#### SOURCE EXCERPT

⟨

The Yorkshire Ramblers in the early 195os had one or two very interesting Whitsuntide meets at Loch Coruisk on the Isle of Skye. The participants met at Mallaig, to be taken by boat to Loch Scavaig, and fetched back a week later. I joined George Spenceley for two of these trips. Our ambition was to make the celebrated traverse of the Cuillin Ridge, and in the early part of the week we made our plans and deposited bottles of water at two places on the route in preparation for the big day. On the eve of our attempt we turned in early in my small army pup tent intending to set off at one in the morning. On such occasions I need no alarm clock; I keep waking up every half hour or so.
When we looked out at one o’clock it was obvious the weather was changing. The wind was rising,the sky starless and overcast, and there was already a hint of rain in the air. We cancelled the trip and when in the next hour our predictions were confirmed and the tent began to be shaken by wind and rain we sank deeper into our sleeping bags and soon fast asleep. It was a rough night, and we were aware once or twice of movement about the camp, but we were snug enough and slept on.
We turned out next morning, however, to a rather hostile reception. Our companions, assuming we were battling it out on the hill, had conscientiously checked our tent during the night, replacing pegs where necessary, making sure it did not blow down. We had better luck the following year, and once again, the plan was to leave Coruisk at one in the morning. This time we were a party of three, as we had been joined by Crosby Fox, a sea captain by profession and a keen mountaineer.
Our first objective was the summit of Gars-Bheinn, and we reached it at 3am after a scramble straight up its flank. In the dark on the way up, something hissed loudly at us and we persuaded ourselves that it was a wild cat. By the time we got to the top, daylight had already arrived, and all around us, so it seemed, lay the sea, dotted with islands and headlands,an inspiring sight. There is nothing quite like being up the mountain at the dawning of the day. One feels not only favoured but virtuous, as though the pleasure one experiences is deserved, and not simply a gift from heaven. We had some breakfast and moved on quietly enough, conserving our energy, for we had much to do. We had brought a rope and a sling or two and plenty of food and drink. I had even brought a sleeping bag, not against the possibility of bivouacking on the ridge, but in preparation for our night out at the end.
We made good progress over Scurr a’ Choire, Sgurr nan Eag, Caisteal a’ Gharbh-Choire, Sgurr Dubh Beag, and Dubhs, to the Thearlaich-Dubh gap, where we met our first bit of difficult rock, and roped up for it. We were pleased, we were doing well, and we were soon on the summit of Sgurr Alasdair, the highest summit in Skye. It lays off the main ridge, but we were soon back from it and over Sgurr Mhic Choinich and An Stac to our next obstacle, the Inaccessible Pinnacle, or ‘In Pin’ as we always called it. The long exposed scramble along the top edge of this remarkable blade of rock brought us to an abrupt drop. A number of old furry slings marked the abseil point. Not one of them looked worth risking one’s life on, but taken together were reasonably safe. To avoid having to add to the collection, we arranged one our own slings in such a way that when we passed through them all, ours was too long to bear any weight, but was there ready in case the others gave way. The heavier members of our party then went down, and since the old slings bore their weight, I, the lightest, was able to take our own sling off and trust to the old ones.

⟩

#### TASK DETAILS
According to the Cuillin Ridge account, who made the party three on the second attempt, and what was his profession?

#### ENTRIES SHOWN
⟨

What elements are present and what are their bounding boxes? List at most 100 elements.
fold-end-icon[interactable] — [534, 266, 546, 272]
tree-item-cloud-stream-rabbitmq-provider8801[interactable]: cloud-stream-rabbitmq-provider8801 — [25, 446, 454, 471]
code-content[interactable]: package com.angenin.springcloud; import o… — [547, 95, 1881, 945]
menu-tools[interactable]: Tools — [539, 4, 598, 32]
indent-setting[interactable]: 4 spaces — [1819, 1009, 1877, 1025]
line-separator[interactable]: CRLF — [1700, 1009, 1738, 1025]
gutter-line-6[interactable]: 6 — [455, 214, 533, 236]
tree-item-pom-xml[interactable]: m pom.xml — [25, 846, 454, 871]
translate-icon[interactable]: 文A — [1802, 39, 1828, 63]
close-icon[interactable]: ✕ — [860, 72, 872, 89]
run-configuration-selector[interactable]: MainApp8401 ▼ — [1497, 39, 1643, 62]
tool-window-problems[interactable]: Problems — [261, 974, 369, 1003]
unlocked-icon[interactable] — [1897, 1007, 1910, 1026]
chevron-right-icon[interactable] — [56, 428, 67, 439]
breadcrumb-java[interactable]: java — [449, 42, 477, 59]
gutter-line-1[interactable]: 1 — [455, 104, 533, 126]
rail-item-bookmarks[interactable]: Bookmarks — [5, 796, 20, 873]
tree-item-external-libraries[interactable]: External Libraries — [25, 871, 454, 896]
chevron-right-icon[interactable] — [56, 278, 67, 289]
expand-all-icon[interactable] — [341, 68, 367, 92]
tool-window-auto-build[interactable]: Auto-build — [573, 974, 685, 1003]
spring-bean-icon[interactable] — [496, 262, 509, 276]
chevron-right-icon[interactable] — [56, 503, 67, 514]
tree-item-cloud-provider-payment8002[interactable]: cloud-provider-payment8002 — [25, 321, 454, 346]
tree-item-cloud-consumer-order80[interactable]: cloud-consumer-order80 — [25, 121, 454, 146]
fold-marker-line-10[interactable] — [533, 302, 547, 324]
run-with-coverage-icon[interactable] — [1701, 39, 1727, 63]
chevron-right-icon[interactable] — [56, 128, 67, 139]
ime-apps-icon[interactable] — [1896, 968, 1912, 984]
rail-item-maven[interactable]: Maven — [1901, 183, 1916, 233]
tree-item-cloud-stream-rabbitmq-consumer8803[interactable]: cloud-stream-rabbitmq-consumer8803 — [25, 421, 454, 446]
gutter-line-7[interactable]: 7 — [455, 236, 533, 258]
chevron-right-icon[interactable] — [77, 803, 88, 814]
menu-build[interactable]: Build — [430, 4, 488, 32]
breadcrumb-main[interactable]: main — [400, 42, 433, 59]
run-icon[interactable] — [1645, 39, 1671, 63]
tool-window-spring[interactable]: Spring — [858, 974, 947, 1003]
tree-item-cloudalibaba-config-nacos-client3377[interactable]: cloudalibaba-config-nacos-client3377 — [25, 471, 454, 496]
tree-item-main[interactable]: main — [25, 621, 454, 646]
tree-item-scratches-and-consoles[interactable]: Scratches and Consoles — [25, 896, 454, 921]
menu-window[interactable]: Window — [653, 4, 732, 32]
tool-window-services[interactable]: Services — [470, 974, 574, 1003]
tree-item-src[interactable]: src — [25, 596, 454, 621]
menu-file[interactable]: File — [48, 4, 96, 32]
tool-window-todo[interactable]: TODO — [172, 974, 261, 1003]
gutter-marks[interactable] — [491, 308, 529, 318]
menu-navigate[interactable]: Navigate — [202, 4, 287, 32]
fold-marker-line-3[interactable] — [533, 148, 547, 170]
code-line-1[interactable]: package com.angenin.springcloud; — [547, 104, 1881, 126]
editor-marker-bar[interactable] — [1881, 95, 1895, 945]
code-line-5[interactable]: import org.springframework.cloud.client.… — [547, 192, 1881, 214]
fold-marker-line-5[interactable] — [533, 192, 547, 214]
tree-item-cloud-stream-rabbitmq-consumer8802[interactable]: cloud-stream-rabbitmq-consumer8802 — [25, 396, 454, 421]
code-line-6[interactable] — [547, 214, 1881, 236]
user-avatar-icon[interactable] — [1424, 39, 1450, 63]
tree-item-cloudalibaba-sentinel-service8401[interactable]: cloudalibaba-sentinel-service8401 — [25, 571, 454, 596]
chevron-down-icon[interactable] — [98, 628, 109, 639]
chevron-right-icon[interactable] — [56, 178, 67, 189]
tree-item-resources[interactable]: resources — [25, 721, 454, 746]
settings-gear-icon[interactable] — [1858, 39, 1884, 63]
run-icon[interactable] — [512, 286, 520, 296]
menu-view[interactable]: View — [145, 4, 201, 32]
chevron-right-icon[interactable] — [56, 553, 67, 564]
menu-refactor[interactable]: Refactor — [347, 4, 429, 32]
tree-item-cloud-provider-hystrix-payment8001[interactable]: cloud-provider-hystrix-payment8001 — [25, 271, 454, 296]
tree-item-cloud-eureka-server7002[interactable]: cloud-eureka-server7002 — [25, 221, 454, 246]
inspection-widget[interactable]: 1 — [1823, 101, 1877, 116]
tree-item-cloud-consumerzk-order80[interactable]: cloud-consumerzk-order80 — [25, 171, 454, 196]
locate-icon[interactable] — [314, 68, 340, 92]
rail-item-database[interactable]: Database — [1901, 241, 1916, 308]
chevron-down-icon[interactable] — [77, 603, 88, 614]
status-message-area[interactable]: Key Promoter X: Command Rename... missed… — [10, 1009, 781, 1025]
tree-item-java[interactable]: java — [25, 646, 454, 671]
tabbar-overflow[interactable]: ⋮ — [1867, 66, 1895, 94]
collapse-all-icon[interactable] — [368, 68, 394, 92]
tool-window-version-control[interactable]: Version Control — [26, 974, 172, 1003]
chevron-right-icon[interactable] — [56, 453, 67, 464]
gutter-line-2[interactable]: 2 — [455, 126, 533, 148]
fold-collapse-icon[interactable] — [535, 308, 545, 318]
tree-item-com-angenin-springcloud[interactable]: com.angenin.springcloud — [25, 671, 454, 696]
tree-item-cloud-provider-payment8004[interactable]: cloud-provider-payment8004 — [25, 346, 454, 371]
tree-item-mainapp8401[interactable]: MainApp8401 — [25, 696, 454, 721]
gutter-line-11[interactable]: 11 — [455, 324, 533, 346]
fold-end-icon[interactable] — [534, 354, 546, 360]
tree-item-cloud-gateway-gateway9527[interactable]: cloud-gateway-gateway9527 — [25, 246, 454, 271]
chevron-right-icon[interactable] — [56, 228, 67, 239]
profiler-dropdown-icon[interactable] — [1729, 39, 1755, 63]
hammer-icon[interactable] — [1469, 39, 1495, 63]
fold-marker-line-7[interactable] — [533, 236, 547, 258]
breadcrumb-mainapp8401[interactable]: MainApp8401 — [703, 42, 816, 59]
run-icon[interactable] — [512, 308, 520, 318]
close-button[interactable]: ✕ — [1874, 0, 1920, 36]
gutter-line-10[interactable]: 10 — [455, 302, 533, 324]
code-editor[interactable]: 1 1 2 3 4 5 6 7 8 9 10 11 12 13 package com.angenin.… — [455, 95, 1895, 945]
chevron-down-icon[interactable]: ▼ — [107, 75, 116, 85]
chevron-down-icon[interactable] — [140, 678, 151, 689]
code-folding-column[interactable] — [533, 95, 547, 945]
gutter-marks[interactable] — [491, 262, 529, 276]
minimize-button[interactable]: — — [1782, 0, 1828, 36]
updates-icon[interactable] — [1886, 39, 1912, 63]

⟩

#### ANSWER TO THIS PROBLEM
Crosby Fox, a sea captain by profession.